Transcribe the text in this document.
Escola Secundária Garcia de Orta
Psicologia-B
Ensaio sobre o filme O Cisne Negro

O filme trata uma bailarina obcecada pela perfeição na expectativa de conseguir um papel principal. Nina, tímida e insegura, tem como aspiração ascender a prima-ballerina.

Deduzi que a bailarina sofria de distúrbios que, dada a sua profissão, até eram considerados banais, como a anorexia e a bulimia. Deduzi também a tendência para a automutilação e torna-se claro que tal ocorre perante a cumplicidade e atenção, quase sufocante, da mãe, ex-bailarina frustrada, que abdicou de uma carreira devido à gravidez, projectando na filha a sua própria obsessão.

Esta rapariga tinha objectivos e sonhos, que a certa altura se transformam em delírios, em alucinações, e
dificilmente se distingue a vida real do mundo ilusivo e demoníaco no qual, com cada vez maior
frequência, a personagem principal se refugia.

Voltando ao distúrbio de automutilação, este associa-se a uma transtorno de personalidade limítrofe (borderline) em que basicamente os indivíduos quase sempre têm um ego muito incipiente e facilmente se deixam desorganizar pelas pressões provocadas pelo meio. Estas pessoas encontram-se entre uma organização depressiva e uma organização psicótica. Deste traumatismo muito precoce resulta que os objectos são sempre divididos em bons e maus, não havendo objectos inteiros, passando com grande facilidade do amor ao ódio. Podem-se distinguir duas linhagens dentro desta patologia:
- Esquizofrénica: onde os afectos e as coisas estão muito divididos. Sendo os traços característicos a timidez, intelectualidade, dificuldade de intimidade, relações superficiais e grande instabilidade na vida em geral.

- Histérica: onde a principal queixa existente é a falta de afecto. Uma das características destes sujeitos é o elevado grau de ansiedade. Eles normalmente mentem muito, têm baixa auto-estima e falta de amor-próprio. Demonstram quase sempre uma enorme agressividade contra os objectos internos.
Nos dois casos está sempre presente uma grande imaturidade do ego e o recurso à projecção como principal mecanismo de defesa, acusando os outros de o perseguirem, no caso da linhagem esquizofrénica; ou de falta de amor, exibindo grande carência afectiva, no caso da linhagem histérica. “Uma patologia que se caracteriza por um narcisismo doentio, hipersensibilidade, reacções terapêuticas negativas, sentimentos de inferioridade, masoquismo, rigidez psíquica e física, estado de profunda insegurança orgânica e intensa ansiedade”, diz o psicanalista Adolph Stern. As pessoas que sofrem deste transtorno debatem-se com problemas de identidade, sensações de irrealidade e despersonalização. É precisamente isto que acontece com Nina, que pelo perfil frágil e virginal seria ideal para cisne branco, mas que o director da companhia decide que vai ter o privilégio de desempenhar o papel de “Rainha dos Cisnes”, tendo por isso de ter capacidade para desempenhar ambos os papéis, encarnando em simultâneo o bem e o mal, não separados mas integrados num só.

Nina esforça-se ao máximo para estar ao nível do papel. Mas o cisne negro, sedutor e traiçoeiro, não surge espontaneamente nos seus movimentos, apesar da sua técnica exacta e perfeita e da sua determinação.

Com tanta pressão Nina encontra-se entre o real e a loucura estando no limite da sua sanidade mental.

::::::::::

### Exercise details
Reproduce all the data word for word.

### Answer to this task
Transcribe the text in this document.
Escola Secundária Garcia de Orta
Psicologia-B
Ensaio sobre o filme O Cisne Negro

O filme trata uma bailarina obcecada pela perfeição na expectativa de conseguir um papel principal. Nina, tímida e insegura, tem como aspiração ascender a prima-ballerina.

Deduzi que a bailarina sofria de distúrbios que, dada a sua profissão, até eram considerados banais, como a anorexia e a bulimia. Deduzi também a tendência para a automutilação e torna-se claro que tal ocorre perante a cumplicidade e atenção, quase sufocante, da mãe, ex-bailarina frustrada, que abdicou de uma carreira devido à gravidez, projectando na filha a sua própria obsessão.

Esta rapariga tinha objectivos e sonhos, que a certa altura se transformam em delírios, em alucinações, e
dificilmente se distingue a vida real do mundo ilusivo e demoníaco no qual, com cada vez maior
frequência, a personagem principal se refugia.

Voltando ao distúrbio de automutilação, este associa-se a uma transtorno de personalidade limítrofe (borderline) em que basicamente os indivíduos quase sempre têm um ego muito incipiente e facilmente se deixam desorganizar pelas pressões provocadas pelo meio. Estas pessoas encontram-se entre uma organização depressiva e uma organização psicótica. Deste traumatismo muito precoce resulta que os objectos são sempre divididos em bons e maus, não havendo objectos inteiros, passando com grande facilidade do amor ao ódio. Podem-se distinguir duas linhagens dentro desta patologia:
- Esquizofrénica: onde os afectos e as coisas estão muito divididos. Sendo os traços característicos a timidez, intelectualidade, dificuldade de intimidade, relações superficiais e grande instabilidade na vida em geral.

- Histérica: onde a principal queixa existente é a falta de afecto. Uma das características destes sujeitos é o elevado grau de ansiedade. Eles normalmente mentem muito, têm baixa auto-estima e falta de amor-próprio. Demonstram quase sempre uma enorme agressividade contra os objectos internos.
Nos dois casos está sempre presente uma grande imaturidade do ego e o recurso à projecção como principal mecanismo de defesa, acusando os outros de o perseguirem, no caso da linhagem esquizofrénica; ou de falta de amor, exibindo grande carência afectiva, no caso da linhagem histérica. “Uma patologia que se caracteriza por um narcisismo doentio, hipersensibilidade, reacções terapêuticas negativas, sentimentos de inferioridade, masoquismo, rigidez psíquica e física, estado de profunda insegurança orgânica e intensa ansiedade”, diz o psicanalista Adolph Stern. As pessoas que sofrem deste transtorno debatem-se com problemas de identidade, sensações de irrealidade e despersonalização. É precisamente isto que acontece com Nina, que pelo perfil frágil e virginal seria ideal para cisne branco, mas que o director da companhia decide que vai ter o privilégio de desempenhar o papel de “Rainha dos Cisnes”, tendo por isso de ter capacidade para desempenhar ambos os papéis, encarnando em simultâneo o bem e o mal, não separados mas integrados num só.

Nina esforça-se ao máximo para estar ao nível do papel. Mas o cisne negro, sedutor e traiçoeiro, não surge espontaneamente nos seus movimentos, apesar da sua técnica exacta e perfeita e da sua determinação.

Com tanta pressão Nina encontra-se entre o real e a loucura estando no limite da sua sanidade mental.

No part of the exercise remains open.